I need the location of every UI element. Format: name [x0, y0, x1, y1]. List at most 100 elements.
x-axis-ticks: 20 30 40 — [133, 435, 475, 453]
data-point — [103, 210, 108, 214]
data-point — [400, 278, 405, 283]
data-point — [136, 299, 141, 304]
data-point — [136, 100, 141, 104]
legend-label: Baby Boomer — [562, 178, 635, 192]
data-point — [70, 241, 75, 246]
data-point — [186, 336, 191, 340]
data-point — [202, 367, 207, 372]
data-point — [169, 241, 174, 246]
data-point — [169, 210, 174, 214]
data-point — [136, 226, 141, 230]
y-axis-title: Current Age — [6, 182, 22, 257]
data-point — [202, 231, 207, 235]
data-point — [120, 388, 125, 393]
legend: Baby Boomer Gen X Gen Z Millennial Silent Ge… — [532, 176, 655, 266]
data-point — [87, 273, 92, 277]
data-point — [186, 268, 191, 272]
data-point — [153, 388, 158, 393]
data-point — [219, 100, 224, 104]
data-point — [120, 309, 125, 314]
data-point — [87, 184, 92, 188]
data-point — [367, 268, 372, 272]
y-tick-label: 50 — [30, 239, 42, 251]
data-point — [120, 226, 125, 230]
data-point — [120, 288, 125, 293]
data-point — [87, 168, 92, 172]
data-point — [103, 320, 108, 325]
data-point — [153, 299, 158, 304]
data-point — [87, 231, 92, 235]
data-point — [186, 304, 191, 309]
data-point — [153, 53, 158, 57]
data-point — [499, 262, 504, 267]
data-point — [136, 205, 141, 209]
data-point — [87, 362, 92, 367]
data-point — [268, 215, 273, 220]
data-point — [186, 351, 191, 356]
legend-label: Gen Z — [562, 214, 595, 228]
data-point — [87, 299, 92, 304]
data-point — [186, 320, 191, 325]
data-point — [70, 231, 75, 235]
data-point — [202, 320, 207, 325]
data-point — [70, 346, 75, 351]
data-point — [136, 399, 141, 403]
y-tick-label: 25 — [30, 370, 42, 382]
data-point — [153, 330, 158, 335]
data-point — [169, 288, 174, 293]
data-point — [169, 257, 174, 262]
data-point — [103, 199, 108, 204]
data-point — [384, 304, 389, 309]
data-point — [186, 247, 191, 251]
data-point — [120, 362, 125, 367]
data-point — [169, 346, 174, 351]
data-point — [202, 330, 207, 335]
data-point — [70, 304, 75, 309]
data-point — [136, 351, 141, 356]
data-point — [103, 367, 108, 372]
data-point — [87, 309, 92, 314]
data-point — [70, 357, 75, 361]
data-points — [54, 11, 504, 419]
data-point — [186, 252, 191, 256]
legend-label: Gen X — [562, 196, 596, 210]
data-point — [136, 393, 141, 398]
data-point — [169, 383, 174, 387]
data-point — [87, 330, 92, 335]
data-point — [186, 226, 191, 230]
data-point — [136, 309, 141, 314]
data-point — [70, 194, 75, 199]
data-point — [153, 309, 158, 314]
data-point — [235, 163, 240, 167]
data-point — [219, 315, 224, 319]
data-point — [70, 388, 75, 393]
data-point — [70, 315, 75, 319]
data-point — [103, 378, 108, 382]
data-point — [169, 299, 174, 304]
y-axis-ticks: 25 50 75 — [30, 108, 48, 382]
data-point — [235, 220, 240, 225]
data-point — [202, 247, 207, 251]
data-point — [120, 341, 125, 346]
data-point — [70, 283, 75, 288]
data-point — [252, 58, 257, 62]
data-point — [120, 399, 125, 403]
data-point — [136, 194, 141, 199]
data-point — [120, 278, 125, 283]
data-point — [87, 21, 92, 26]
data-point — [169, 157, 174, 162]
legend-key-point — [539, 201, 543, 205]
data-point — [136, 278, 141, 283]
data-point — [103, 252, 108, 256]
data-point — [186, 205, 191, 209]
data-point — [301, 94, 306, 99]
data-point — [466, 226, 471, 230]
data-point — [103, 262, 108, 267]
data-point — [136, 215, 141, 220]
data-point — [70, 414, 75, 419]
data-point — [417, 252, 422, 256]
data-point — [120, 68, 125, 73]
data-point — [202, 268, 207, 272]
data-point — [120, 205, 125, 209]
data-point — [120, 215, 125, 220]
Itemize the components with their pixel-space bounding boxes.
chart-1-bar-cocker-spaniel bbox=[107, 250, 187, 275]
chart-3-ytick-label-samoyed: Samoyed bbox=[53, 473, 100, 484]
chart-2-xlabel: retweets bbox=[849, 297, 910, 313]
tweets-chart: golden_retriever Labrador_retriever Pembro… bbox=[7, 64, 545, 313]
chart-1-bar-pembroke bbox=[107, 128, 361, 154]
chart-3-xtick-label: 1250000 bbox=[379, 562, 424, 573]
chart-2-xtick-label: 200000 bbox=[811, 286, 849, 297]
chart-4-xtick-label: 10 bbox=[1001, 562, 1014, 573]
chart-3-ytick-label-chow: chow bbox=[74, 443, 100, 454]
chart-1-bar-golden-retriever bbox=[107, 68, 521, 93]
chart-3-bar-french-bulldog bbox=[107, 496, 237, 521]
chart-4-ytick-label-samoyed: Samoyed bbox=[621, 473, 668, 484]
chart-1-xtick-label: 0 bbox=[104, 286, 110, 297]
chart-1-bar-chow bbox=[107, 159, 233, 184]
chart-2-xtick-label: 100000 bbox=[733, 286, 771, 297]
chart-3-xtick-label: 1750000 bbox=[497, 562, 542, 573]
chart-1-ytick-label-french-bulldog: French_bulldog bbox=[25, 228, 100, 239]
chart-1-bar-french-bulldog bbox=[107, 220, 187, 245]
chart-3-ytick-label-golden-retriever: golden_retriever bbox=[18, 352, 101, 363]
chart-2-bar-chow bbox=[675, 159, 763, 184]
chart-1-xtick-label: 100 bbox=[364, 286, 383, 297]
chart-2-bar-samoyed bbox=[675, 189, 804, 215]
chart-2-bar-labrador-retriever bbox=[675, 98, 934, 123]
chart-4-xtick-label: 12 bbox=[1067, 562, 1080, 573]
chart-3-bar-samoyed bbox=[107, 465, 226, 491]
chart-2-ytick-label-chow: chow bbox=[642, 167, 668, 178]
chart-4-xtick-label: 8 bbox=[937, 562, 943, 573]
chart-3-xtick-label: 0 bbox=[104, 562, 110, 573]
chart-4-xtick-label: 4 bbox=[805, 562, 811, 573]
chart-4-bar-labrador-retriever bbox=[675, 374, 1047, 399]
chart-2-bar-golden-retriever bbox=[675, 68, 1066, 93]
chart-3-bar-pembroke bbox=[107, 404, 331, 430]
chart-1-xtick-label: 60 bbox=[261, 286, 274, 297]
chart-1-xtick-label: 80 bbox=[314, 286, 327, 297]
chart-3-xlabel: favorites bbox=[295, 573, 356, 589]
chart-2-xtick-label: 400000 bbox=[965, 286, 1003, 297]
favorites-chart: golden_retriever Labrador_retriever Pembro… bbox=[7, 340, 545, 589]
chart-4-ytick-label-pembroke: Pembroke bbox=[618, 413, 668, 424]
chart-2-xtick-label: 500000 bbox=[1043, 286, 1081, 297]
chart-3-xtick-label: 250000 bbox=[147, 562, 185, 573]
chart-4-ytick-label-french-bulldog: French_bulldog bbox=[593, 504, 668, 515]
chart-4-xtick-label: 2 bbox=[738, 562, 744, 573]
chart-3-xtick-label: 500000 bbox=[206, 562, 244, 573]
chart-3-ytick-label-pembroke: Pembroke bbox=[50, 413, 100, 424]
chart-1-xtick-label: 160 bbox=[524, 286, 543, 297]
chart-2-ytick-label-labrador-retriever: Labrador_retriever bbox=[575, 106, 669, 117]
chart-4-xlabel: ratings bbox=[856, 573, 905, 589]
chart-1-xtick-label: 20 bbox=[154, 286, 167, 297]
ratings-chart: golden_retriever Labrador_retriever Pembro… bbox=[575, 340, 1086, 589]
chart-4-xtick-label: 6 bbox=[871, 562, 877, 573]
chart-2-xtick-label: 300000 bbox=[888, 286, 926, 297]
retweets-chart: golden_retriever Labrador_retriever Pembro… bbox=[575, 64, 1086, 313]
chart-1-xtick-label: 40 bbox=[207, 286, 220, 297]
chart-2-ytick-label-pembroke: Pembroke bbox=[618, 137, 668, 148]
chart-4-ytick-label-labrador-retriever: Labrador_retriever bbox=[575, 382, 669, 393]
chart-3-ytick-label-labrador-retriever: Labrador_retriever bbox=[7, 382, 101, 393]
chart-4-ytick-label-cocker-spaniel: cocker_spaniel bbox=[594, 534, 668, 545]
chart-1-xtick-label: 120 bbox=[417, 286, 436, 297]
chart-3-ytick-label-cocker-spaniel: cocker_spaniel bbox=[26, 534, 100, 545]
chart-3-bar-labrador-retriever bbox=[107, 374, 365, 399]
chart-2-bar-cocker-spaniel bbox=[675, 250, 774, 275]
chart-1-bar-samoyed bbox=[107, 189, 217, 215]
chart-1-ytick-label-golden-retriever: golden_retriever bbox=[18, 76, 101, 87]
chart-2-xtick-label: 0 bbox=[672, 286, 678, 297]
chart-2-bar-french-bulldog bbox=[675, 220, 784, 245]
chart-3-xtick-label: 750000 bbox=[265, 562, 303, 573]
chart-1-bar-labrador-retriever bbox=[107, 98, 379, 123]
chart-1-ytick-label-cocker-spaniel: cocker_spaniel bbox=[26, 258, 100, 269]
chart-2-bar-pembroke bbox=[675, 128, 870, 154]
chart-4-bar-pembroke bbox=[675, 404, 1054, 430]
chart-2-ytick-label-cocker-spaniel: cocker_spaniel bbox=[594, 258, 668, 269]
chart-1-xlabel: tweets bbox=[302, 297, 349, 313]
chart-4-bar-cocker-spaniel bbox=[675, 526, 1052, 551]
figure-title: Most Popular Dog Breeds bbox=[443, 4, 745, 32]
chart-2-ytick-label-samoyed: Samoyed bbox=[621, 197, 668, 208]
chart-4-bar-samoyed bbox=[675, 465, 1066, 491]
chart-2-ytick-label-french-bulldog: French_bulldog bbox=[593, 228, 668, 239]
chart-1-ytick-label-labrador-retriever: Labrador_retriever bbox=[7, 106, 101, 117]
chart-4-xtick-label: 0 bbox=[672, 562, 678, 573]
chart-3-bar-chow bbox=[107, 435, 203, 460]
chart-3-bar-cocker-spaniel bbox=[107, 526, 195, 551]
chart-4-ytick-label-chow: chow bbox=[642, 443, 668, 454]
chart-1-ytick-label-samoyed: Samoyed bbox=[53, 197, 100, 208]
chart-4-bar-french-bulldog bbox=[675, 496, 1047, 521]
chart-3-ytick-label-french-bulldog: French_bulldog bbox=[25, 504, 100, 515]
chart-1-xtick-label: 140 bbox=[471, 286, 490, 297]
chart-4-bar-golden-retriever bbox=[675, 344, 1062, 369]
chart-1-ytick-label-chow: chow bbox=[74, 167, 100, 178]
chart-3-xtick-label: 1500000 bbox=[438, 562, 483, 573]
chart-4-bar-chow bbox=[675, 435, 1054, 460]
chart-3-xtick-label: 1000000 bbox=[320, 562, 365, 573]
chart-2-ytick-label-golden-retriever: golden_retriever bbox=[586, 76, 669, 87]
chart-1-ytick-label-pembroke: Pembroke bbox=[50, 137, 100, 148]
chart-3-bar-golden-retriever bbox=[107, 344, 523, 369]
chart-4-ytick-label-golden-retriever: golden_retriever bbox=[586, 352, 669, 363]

Task instructions: Gather every line in the entries above that includes the string "french".

Completed task:
chart-3-bar-french-bulldog bbox=[107, 496, 237, 521]
chart-1-ytick-label-french-bulldog: French_bulldog bbox=[25, 228, 100, 239]
chart-1-bar-french-bulldog bbox=[107, 220, 187, 245]
chart-4-ytick-label-french-bulldog: French_bulldog bbox=[593, 504, 668, 515]
chart-2-bar-french-bulldog bbox=[675, 220, 784, 245]
chart-2-ytick-label-french-bulldog: French_bulldog bbox=[593, 228, 668, 239]
chart-4-bar-french-bulldog bbox=[675, 496, 1047, 521]
chart-3-ytick-label-french-bulldog: French_bulldog bbox=[25, 504, 100, 515]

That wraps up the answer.